• **EXERCISE OBJECTIVE**: Reading the listing below, count the lines that contain the word "ceiling" and give that count alone.

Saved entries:
_ _ _

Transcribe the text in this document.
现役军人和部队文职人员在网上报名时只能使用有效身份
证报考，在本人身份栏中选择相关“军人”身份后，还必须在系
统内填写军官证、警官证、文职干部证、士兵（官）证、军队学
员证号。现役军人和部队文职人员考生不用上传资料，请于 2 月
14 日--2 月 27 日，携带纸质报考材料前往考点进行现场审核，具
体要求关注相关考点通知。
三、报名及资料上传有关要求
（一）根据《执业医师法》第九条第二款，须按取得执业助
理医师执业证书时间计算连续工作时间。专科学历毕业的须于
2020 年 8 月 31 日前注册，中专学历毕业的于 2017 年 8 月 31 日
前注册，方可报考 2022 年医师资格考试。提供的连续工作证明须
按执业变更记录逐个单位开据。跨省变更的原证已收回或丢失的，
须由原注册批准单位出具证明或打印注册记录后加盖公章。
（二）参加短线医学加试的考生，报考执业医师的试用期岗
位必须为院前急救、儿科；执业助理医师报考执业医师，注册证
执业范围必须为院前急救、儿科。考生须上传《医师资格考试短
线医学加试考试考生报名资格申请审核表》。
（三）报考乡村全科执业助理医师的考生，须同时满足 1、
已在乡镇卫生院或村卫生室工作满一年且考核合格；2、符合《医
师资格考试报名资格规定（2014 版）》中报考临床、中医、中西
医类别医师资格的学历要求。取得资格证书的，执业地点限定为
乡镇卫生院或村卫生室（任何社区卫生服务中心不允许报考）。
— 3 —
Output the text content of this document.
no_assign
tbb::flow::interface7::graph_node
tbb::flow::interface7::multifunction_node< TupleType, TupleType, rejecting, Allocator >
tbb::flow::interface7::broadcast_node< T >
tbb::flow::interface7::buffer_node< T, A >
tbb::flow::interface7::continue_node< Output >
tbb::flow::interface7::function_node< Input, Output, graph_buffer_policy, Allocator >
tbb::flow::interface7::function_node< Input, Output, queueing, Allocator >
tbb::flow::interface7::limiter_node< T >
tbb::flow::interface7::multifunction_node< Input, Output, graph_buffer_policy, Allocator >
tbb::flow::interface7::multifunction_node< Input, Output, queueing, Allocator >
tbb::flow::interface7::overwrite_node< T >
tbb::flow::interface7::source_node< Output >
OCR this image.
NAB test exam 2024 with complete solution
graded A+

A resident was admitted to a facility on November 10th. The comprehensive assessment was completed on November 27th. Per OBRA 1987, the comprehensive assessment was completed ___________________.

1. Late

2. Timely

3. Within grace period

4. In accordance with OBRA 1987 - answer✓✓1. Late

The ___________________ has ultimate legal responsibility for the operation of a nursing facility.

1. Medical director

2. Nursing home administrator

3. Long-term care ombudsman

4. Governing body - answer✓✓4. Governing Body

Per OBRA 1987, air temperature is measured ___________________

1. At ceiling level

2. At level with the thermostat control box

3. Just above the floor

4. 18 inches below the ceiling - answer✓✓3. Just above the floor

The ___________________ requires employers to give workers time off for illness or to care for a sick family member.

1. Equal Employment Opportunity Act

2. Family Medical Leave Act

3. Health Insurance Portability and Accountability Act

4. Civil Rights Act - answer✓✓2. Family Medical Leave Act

_ _ _

• **RESULT OF THIS EXERCISE**: 2